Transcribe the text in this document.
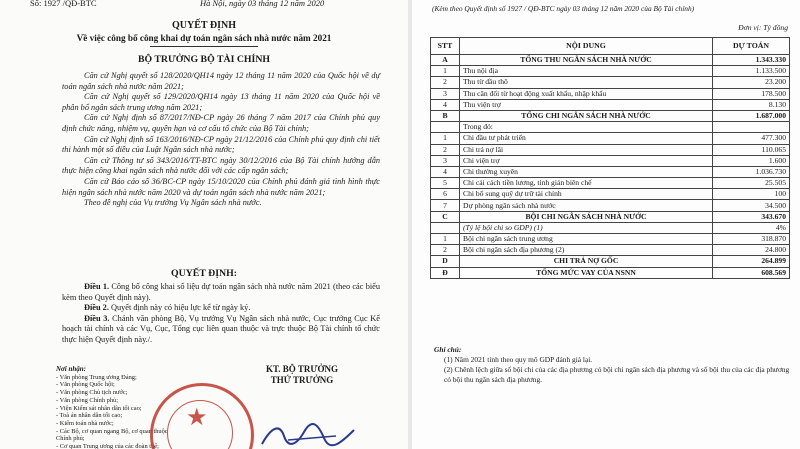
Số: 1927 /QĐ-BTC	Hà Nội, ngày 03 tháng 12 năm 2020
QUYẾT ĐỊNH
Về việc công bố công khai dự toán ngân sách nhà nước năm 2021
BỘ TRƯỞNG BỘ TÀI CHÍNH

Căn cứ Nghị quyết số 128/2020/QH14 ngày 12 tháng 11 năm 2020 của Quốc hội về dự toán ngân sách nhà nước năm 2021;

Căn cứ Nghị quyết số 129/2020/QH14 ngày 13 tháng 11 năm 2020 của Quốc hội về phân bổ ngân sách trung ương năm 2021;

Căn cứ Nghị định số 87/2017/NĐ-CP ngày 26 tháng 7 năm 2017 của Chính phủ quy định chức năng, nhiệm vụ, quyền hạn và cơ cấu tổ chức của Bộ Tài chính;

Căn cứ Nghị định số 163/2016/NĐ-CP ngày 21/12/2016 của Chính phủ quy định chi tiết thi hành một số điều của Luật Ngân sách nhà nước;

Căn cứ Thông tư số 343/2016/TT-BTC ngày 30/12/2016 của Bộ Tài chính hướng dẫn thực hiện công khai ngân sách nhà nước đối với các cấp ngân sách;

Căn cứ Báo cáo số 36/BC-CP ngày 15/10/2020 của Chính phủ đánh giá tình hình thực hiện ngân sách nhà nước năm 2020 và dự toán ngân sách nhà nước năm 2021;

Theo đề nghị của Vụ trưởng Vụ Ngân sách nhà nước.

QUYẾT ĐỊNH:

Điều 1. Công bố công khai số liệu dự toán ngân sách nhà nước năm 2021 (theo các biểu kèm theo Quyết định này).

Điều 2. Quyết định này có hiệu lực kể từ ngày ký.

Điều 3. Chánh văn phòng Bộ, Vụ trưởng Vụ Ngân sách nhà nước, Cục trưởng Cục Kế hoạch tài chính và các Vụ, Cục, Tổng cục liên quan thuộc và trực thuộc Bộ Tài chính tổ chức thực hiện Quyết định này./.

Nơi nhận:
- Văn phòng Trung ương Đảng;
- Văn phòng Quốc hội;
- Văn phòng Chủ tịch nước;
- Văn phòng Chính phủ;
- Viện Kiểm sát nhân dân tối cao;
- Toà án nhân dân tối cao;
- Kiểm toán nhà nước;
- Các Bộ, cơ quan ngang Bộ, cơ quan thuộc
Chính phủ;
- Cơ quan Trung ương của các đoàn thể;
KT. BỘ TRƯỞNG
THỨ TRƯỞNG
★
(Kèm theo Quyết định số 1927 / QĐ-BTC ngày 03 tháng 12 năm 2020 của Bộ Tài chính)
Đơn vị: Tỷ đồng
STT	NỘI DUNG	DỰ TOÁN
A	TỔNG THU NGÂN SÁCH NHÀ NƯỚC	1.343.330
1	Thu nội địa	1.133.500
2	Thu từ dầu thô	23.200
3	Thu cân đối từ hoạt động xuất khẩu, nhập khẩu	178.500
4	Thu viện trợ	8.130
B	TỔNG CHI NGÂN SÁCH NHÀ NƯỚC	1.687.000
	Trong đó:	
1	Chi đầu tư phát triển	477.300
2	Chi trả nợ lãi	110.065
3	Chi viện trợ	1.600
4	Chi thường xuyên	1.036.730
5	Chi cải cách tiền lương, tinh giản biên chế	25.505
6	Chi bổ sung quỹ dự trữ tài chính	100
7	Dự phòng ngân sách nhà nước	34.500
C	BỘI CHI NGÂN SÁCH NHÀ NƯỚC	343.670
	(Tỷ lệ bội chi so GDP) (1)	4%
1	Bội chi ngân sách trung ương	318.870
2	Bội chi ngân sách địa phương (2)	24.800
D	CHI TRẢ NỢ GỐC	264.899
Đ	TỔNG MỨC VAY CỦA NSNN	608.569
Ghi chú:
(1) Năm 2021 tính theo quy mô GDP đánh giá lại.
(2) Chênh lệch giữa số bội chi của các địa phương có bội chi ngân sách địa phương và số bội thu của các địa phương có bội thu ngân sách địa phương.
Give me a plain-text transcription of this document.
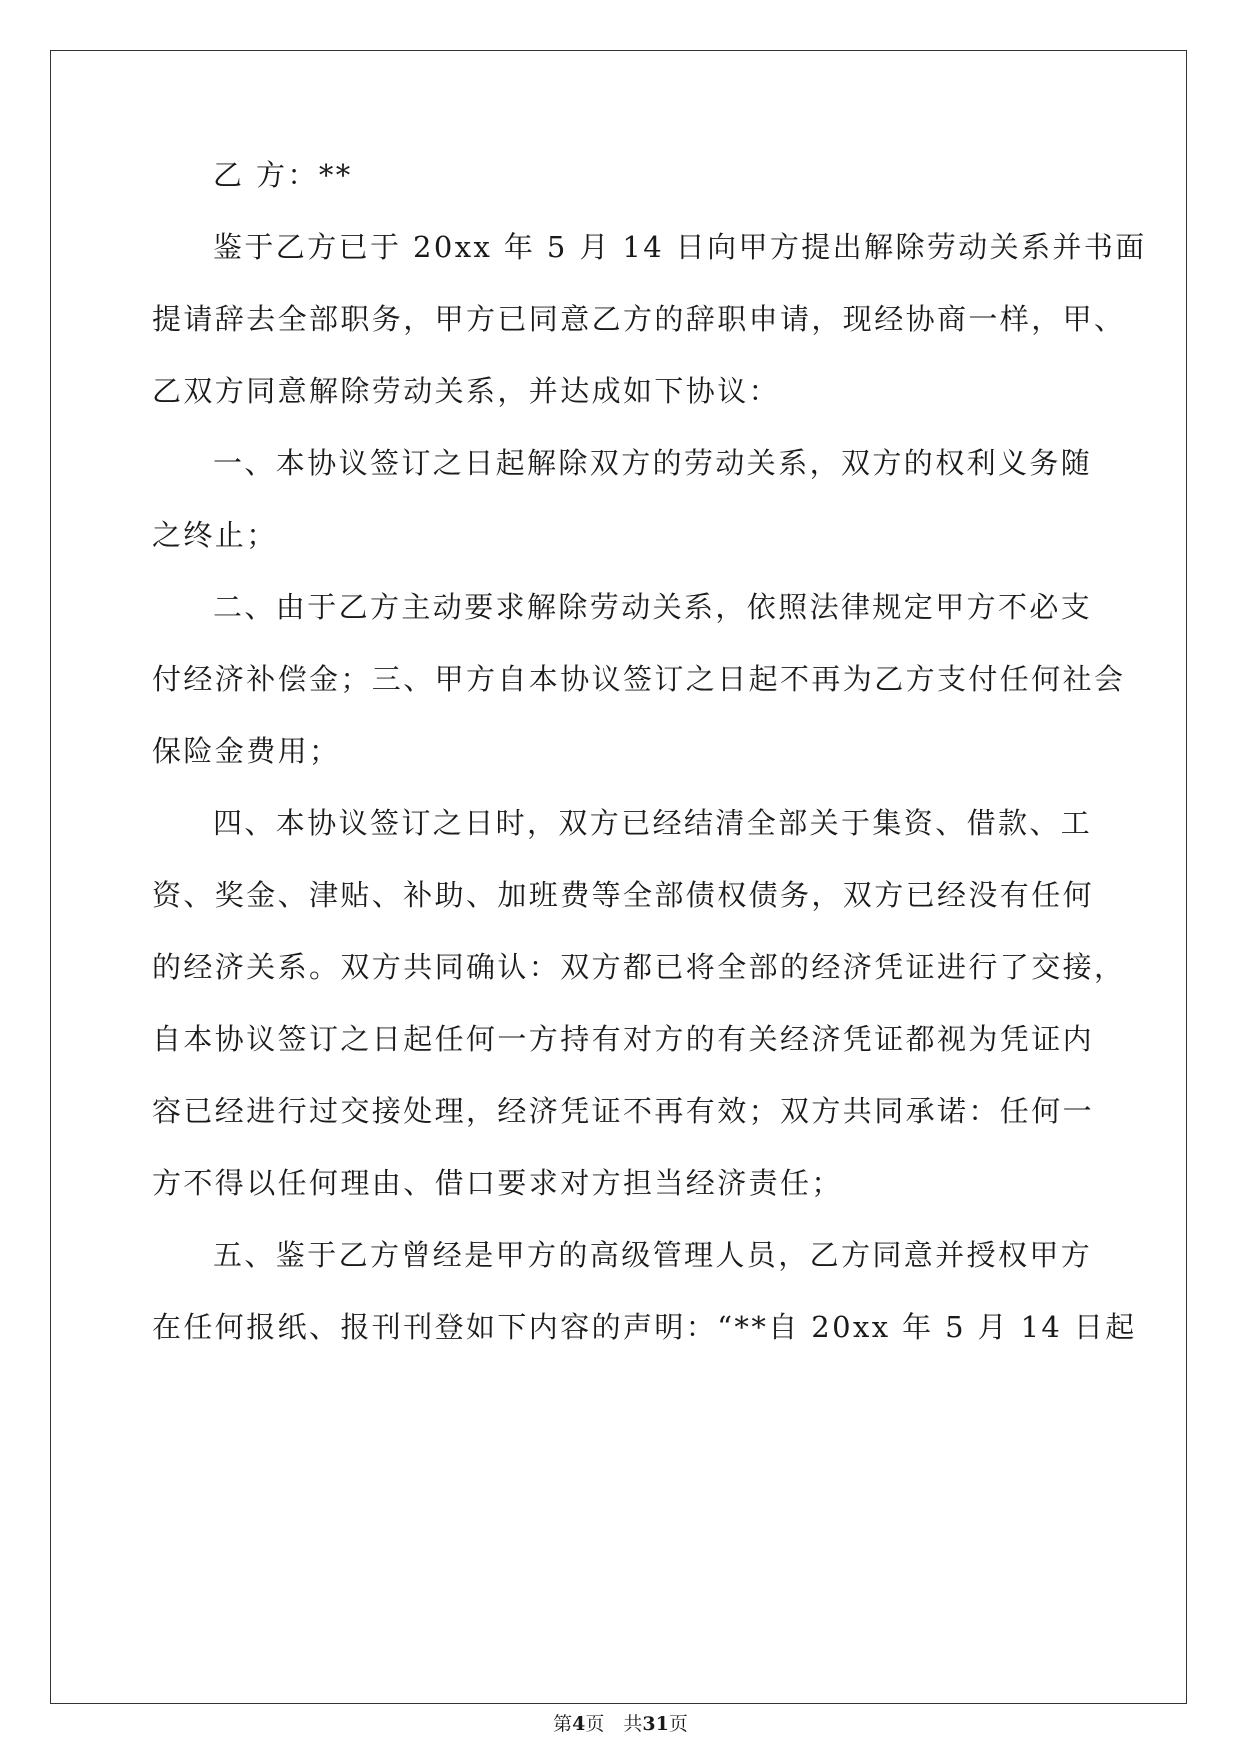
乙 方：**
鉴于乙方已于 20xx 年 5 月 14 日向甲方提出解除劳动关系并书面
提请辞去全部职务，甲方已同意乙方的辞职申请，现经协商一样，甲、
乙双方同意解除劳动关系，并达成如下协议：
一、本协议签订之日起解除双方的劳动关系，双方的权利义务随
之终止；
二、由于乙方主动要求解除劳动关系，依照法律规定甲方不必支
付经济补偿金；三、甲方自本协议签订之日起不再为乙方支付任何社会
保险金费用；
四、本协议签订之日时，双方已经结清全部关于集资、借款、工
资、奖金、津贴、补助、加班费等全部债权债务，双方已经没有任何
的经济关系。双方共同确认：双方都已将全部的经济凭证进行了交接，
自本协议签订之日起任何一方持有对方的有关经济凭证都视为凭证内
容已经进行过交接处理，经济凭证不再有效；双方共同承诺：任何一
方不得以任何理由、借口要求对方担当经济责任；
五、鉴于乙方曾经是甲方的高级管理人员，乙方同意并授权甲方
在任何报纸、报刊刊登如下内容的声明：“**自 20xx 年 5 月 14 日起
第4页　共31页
==*==
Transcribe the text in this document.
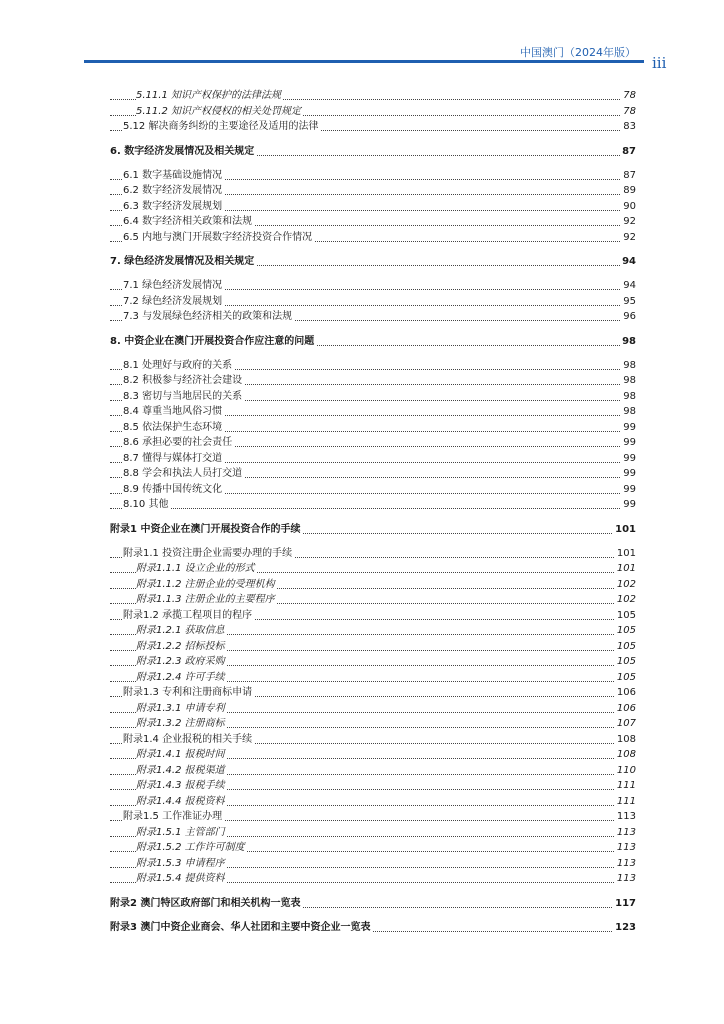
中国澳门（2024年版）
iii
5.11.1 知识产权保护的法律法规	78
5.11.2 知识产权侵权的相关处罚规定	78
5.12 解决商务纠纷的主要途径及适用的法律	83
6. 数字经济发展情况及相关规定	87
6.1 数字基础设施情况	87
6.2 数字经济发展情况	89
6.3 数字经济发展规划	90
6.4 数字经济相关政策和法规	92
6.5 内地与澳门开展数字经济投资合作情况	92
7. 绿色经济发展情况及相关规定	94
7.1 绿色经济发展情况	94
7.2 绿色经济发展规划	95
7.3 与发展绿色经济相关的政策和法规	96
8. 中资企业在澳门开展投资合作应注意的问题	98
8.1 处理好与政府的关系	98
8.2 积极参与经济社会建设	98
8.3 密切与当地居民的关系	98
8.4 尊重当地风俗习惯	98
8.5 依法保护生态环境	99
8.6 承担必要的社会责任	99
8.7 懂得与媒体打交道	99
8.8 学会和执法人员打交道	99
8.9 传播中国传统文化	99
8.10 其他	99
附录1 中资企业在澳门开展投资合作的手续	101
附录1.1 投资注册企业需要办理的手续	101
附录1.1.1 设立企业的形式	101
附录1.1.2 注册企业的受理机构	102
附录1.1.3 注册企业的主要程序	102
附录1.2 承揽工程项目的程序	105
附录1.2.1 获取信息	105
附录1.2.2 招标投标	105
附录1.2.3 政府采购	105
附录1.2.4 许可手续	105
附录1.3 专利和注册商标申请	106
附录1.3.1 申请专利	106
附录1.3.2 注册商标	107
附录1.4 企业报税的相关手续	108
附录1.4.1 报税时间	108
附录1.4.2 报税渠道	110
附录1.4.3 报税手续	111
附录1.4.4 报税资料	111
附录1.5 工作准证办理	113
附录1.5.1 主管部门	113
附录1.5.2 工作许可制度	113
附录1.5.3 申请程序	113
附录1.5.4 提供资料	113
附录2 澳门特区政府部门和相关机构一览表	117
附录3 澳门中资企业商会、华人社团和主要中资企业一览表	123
==*==
**SET PROBLEM**
Across the data above, how many lines include the word "Kiểm"? Give only the count.

**REPLY TO THE TASK**
2